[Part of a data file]
- - - - - - -
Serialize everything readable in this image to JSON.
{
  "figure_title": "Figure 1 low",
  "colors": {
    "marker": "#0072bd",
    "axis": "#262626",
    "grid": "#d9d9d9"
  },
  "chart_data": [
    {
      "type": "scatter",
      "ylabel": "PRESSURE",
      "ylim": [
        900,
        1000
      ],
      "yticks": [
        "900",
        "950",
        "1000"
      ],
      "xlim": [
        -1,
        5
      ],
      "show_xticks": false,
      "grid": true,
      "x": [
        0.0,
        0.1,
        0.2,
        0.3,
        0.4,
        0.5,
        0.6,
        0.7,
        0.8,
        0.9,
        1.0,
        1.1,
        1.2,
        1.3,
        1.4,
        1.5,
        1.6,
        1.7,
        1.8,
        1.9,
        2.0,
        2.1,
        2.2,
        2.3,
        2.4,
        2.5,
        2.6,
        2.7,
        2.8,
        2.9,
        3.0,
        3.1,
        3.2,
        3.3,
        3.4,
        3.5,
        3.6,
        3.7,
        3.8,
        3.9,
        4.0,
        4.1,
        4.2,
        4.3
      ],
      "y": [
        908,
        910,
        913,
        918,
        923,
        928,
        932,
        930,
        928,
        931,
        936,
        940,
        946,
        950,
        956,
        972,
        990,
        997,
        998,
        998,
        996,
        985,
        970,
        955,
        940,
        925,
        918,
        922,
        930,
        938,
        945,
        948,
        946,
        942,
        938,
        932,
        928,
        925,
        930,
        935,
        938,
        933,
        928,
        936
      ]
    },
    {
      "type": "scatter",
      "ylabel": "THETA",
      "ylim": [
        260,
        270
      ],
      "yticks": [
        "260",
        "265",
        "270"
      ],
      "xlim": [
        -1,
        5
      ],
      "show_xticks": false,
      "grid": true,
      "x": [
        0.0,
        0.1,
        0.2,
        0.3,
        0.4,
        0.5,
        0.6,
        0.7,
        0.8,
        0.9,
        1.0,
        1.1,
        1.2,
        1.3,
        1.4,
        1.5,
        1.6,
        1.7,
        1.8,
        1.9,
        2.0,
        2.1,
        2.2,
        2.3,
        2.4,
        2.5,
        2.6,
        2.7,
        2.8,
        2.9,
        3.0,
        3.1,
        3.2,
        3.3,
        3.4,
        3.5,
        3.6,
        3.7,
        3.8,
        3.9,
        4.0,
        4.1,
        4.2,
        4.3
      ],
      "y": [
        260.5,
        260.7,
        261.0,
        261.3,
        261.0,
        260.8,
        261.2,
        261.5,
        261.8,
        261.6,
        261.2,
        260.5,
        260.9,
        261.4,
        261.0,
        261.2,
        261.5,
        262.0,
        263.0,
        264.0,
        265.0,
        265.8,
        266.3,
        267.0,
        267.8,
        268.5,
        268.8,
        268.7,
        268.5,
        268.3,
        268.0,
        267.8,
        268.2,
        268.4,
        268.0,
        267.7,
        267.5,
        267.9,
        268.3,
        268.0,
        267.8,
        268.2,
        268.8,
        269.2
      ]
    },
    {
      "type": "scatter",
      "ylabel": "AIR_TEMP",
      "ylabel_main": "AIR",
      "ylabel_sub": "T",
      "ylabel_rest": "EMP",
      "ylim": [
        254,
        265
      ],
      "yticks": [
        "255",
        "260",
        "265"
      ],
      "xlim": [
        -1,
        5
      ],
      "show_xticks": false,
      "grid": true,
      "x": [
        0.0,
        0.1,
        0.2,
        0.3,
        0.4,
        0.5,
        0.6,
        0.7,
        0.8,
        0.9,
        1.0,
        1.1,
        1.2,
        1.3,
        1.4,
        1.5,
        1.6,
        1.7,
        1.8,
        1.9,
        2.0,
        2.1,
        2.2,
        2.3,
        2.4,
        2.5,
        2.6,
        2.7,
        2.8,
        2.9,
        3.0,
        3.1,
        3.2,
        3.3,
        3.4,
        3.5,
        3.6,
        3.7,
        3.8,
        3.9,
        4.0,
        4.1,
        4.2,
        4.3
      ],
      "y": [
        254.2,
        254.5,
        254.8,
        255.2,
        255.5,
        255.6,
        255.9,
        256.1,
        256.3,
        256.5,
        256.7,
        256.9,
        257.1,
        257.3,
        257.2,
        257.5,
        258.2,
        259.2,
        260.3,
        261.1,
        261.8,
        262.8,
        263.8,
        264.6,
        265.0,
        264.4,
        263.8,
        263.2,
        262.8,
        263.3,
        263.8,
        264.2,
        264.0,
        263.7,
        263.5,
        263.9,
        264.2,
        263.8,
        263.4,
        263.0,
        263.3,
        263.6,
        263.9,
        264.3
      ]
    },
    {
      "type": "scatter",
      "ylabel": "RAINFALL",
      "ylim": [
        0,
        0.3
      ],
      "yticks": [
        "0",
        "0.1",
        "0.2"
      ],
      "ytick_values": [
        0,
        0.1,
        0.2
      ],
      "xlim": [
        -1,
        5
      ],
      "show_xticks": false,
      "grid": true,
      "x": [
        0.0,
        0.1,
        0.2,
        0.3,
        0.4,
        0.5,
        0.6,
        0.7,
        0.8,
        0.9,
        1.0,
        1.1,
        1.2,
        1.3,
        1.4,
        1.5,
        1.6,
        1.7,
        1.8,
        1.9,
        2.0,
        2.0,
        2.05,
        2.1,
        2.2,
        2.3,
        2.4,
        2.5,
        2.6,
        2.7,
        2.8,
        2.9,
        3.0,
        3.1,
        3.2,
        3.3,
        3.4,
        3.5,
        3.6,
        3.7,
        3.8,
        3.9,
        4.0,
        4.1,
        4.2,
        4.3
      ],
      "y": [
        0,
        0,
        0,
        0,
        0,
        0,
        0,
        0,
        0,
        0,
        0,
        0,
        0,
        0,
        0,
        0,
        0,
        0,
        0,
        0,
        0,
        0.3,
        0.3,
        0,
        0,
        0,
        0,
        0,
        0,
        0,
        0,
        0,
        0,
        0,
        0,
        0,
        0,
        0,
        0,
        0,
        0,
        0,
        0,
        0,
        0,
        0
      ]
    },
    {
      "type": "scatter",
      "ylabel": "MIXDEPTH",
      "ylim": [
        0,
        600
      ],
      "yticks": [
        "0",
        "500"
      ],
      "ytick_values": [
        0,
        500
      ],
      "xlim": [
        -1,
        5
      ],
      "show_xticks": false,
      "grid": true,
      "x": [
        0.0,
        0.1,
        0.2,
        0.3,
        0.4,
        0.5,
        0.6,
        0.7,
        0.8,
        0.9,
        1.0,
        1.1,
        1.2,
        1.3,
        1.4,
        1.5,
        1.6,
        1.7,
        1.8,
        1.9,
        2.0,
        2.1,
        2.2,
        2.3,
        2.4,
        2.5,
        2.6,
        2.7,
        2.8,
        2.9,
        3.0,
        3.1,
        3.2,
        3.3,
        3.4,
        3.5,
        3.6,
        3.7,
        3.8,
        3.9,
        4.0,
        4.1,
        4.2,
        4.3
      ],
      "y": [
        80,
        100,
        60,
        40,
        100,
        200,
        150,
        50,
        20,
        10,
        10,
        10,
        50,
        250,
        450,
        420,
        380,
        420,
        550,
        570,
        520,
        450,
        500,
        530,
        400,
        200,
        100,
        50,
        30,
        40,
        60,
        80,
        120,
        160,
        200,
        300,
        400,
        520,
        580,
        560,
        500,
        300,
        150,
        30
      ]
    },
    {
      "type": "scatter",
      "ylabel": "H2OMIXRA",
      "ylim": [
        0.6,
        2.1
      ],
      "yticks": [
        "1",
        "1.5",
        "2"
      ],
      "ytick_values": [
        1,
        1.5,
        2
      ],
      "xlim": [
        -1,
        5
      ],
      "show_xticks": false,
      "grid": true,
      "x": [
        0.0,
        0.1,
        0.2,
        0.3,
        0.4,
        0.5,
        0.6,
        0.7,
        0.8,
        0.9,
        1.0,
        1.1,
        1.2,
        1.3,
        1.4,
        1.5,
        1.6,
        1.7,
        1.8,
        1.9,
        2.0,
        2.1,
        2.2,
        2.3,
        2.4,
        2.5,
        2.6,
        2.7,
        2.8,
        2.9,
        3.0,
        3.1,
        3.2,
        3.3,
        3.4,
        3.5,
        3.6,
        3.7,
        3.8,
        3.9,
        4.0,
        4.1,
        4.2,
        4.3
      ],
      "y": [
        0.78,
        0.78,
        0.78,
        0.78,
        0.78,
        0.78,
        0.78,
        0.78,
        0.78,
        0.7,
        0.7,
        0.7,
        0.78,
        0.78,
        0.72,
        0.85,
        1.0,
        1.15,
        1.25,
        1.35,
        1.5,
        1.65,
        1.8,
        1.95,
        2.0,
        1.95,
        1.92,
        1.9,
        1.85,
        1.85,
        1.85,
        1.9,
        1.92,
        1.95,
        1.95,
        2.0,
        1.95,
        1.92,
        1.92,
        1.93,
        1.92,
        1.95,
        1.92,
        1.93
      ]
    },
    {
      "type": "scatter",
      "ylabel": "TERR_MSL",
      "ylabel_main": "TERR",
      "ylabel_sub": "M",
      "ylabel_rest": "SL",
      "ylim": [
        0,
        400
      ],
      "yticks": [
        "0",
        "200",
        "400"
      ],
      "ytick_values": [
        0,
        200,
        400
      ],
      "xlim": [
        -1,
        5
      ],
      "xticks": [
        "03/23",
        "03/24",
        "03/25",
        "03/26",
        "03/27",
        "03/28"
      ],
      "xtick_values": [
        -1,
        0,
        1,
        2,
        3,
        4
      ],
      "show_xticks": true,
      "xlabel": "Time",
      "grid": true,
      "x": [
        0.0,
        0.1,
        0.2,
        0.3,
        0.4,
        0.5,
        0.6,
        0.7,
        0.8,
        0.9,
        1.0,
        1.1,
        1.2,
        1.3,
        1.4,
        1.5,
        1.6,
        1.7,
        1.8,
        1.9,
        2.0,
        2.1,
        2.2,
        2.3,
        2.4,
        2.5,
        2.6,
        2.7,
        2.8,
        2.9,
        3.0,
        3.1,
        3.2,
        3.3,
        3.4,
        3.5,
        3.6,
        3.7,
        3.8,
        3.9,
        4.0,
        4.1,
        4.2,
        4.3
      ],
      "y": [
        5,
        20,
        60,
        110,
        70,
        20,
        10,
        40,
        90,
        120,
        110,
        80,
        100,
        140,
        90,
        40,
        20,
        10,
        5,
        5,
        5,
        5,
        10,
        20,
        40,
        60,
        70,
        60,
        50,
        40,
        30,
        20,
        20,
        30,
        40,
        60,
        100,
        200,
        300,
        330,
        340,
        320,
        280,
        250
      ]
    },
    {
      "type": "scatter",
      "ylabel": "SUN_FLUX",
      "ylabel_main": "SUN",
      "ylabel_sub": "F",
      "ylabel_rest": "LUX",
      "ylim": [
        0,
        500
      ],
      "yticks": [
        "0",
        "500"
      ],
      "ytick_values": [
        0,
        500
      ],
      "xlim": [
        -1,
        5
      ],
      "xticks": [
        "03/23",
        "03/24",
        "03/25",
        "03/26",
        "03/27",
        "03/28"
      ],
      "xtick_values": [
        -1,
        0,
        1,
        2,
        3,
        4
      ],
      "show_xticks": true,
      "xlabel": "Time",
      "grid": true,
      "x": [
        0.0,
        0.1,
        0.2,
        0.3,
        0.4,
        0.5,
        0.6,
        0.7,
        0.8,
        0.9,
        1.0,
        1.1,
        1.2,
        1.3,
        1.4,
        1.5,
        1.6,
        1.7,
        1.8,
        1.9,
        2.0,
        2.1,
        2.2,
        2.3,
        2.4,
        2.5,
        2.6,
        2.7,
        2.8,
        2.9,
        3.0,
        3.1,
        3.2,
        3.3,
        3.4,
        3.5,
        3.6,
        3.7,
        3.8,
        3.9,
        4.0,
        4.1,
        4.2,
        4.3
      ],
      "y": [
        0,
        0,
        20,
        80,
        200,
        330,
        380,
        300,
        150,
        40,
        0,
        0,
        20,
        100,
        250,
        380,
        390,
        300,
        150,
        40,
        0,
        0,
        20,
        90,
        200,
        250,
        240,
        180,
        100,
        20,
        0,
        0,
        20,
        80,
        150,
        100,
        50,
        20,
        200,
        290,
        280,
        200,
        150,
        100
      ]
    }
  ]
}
- - - - - - -
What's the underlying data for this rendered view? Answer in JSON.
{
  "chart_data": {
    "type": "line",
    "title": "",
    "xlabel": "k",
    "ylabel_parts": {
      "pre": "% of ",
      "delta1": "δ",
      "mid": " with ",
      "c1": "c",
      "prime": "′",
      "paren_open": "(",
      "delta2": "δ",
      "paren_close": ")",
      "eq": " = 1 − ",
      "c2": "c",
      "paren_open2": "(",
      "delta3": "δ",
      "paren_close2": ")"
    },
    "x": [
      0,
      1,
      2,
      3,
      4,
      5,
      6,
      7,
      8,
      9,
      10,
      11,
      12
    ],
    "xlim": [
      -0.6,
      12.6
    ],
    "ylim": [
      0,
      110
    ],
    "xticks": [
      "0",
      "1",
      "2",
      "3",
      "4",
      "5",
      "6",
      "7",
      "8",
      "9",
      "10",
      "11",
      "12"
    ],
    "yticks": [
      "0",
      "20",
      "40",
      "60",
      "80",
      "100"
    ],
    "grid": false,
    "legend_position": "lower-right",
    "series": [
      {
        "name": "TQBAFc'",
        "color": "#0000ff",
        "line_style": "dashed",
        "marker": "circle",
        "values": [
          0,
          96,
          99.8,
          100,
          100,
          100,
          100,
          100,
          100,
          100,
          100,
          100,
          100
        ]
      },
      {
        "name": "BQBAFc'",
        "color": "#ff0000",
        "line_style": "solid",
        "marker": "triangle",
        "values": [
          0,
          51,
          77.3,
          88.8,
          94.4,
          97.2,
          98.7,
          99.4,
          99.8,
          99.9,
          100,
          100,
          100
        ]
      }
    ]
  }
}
- - - - - - -
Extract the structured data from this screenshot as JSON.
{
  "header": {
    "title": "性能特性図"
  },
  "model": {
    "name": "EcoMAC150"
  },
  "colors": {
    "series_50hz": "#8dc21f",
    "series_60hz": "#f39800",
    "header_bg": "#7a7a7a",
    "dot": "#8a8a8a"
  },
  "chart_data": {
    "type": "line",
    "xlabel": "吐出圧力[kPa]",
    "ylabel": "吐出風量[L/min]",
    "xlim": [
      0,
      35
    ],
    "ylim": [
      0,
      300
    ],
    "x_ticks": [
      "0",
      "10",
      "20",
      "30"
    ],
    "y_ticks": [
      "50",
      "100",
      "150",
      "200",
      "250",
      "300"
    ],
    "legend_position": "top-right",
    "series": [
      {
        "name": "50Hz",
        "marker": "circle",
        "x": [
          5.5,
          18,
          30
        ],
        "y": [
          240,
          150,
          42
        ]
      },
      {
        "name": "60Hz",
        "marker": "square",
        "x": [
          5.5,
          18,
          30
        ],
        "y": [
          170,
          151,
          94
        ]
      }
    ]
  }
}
- - - - - - -
**WHAT YOU NEED TO DO**
Identify each line in the records above containing the word "xlabel"; copy those lines.

**RESPONSE TO THE TASK**
      "xlabel": "Time",
      "xlabel": "Time",
    "xlabel": "k",
    "xlabel": "吐出圧力[kPa]",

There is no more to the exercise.